Short exercise.
Output the entries word for word. Omit images.

The records.
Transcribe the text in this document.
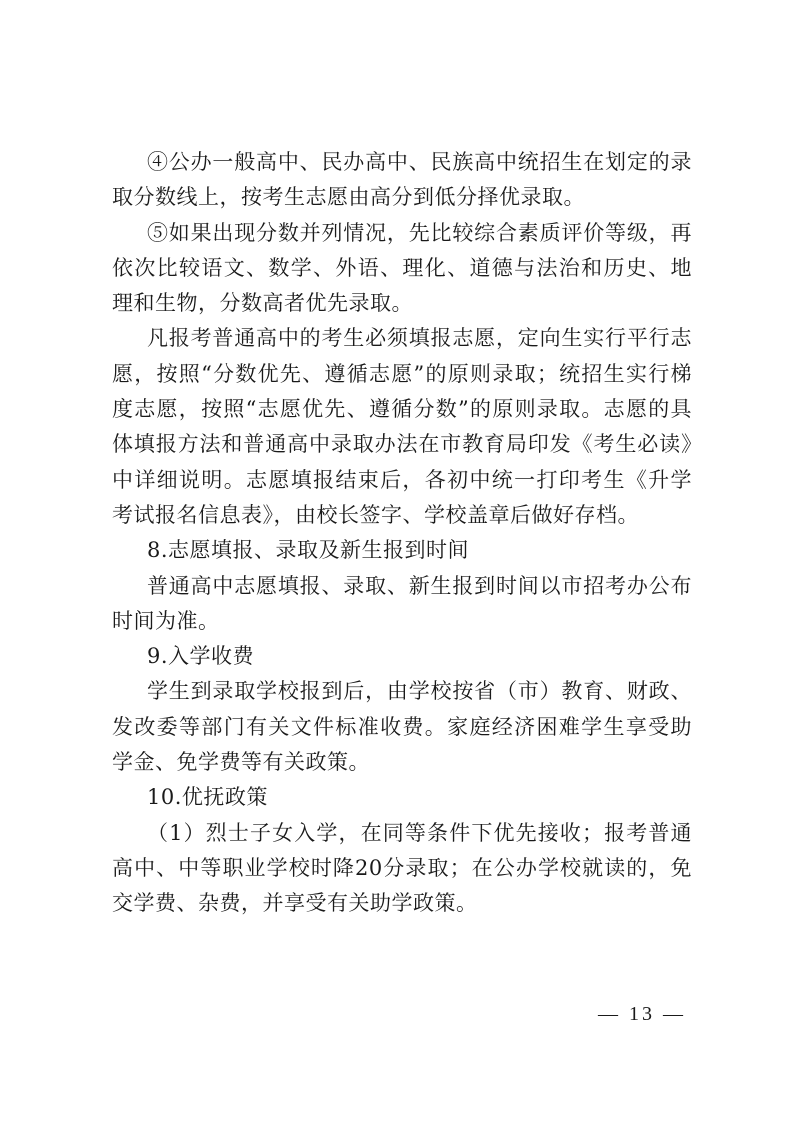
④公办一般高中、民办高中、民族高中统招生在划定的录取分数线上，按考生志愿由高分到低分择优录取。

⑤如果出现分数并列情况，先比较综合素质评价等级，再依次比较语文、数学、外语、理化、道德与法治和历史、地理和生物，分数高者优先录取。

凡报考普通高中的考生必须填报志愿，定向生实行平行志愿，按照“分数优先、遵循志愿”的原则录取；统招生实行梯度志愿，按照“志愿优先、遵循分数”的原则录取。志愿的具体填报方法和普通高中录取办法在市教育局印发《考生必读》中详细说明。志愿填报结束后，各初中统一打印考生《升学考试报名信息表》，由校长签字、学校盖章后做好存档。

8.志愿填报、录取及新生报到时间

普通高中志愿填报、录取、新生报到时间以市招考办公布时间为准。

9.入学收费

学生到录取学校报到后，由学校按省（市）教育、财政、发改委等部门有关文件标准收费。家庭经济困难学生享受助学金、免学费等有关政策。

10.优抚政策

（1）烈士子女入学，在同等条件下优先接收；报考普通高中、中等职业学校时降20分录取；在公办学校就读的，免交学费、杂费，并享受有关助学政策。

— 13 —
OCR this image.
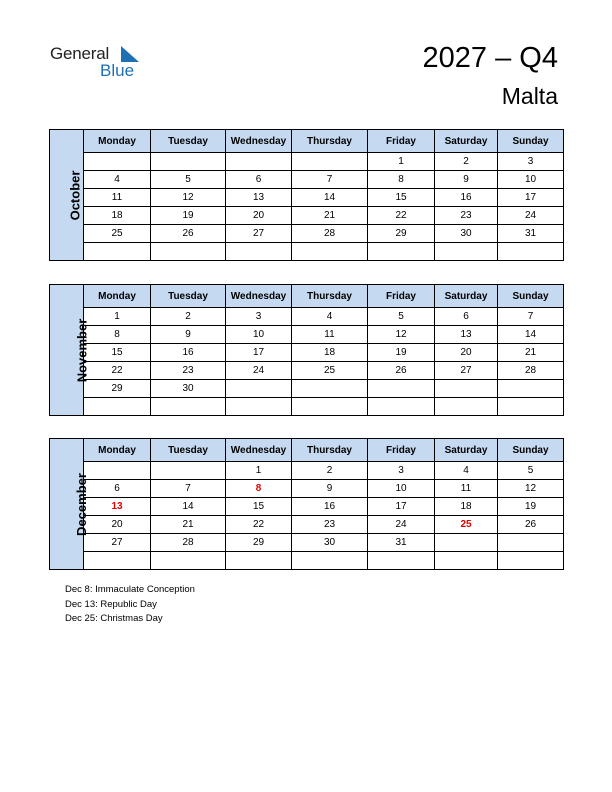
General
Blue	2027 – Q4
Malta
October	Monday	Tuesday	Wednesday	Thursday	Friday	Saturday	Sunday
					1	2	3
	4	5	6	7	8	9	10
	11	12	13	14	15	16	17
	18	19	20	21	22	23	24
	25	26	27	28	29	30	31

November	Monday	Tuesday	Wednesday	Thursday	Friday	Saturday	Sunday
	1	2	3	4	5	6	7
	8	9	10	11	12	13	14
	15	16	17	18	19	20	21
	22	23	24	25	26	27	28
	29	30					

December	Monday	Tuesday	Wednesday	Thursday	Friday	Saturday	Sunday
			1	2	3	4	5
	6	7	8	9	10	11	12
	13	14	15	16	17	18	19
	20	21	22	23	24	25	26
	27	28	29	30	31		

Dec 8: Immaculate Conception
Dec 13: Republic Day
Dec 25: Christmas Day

Result.
Transcribe the text in this document.
④公办一般高中、民办高中、民族高中统招生在划定的录取分数线上，按考生志愿由高分到低分择优录取。

⑤如果出现分数并列情况，先比较综合素质评价等级，再依次比较语文、数学、外语、理化、道德与法治和历史、地理和生物，分数高者优先录取。

凡报考普通高中的考生必须填报志愿，定向生实行平行志愿，按照“分数优先、遵循志愿”的原则录取；统招生实行梯度志愿，按照“志愿优先、遵循分数”的原则录取。志愿的具体填报方法和普通高中录取办法在市教育局印发《考生必读》中详细说明。志愿填报结束后，各初中统一打印考生《升学考试报名信息表》，由校长签字、学校盖章后做好存档。

8.志愿填报、录取及新生报到时间

普通高中志愿填报、录取、新生报到时间以市招考办公布时间为准。

9.入学收费

学生到录取学校报到后，由学校按省（市）教育、财政、发改委等部门有关文件标准收费。家庭经济困难学生享受助学金、免学费等有关政策。

10.优抚政策

（1）烈士子女入学，在同等条件下优先接收；报考普通高中、中等职业学校时降20分录取；在公办学校就读的，免交学费、杂费，并享受有关助学政策。

— 13 —
OCR this image.
General
Blue	2027 – Q4
Malta
October	Monday	Tuesday	Wednesday	Thursday	Friday	Saturday	Sunday
					1	2	3
	4	5	6	7	8	9	10
	11	12	13	14	15	16	17
	18	19	20	21	22	23	24
	25	26	27	28	29	30	31

November	Monday	Tuesday	Wednesday	Thursday	Friday	Saturday	Sunday
	1	2	3	4	5	6	7
	8	9	10	11	12	13	14
	15	16	17	18	19	20	21
	22	23	24	25	26	27	28
	29	30					

December	Monday	Tuesday	Wednesday	Thursday	Friday	Saturday	Sunday
			1	2	3	4	5
	6	7	8	9	10	11	12
	13	14	15	16	17	18	19
	20	21	22	23	24	25	26
	27	28	29	30	31		

Dec 8: Immaculate Conception
Dec 13: Republic Day
Dec 25: Christmas Day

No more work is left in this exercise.